Extracted data entries:
--- Begin ---

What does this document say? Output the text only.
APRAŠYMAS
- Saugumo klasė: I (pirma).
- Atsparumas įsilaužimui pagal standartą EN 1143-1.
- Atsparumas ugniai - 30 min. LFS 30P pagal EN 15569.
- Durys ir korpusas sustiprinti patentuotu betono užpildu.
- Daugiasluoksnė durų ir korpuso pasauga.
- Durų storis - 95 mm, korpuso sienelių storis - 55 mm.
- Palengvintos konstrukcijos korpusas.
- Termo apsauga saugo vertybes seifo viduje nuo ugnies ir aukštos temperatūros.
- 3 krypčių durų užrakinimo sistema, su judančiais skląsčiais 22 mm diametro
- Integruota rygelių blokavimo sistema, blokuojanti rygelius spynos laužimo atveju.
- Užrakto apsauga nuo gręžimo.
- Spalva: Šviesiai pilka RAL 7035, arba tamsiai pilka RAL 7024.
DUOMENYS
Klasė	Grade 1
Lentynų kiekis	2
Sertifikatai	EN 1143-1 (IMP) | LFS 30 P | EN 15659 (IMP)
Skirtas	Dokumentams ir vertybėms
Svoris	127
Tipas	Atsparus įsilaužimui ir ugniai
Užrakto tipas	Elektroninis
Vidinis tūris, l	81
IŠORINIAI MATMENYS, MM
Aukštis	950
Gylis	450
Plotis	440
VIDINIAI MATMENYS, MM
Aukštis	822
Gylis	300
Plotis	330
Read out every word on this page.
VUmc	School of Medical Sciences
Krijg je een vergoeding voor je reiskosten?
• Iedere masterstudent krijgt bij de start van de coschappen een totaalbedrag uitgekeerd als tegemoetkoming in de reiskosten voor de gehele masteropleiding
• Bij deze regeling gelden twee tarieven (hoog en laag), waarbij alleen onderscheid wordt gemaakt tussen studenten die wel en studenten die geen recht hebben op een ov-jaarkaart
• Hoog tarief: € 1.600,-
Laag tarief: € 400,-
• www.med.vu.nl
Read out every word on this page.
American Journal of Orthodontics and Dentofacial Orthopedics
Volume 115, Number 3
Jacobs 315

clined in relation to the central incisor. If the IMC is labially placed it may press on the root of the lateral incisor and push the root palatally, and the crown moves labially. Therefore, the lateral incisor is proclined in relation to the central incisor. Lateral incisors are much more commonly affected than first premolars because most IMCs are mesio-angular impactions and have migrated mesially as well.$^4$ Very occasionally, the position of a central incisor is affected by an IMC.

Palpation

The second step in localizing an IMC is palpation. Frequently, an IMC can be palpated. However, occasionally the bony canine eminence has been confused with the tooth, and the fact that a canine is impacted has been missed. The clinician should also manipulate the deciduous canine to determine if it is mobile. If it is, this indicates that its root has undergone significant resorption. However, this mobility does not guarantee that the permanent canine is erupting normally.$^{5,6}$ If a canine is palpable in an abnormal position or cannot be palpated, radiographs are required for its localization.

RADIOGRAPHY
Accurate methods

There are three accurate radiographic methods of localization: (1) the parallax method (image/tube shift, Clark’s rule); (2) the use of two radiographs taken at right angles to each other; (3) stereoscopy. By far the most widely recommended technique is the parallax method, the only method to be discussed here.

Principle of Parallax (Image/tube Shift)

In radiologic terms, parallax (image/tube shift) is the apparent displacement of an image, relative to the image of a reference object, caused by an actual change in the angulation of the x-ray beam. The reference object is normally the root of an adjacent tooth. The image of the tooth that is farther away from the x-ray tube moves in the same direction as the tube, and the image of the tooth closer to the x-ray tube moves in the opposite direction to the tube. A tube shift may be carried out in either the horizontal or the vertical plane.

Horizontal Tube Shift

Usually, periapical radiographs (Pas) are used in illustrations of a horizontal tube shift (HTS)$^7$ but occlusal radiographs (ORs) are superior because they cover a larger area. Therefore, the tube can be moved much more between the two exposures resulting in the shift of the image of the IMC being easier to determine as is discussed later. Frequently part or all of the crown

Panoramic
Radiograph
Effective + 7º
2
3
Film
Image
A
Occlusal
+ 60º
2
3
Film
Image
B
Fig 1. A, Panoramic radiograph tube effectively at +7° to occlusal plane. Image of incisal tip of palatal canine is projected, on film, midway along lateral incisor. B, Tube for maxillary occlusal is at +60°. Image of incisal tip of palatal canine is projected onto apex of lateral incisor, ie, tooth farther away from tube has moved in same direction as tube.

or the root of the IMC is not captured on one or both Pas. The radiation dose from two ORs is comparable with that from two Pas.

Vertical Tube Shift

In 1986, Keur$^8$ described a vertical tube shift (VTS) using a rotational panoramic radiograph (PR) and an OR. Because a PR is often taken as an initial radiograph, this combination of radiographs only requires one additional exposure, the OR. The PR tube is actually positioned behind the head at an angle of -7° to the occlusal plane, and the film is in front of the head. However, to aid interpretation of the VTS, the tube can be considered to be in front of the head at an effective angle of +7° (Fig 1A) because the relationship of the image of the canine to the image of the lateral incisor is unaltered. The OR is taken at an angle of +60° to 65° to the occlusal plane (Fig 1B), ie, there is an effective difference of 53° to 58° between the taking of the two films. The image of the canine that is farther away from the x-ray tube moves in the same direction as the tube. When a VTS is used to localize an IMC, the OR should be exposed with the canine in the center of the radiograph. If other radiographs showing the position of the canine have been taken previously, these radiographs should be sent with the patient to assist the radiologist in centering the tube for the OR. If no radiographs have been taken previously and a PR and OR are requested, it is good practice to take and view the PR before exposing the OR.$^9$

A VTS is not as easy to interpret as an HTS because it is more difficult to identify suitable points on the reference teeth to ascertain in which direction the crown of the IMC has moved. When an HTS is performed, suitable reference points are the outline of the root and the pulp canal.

--- End ---

AIM OF THE EXERCISE: A single figure is required: the number of lines above in which the word "normally" occurs.

WRITTEN ANSWER: 2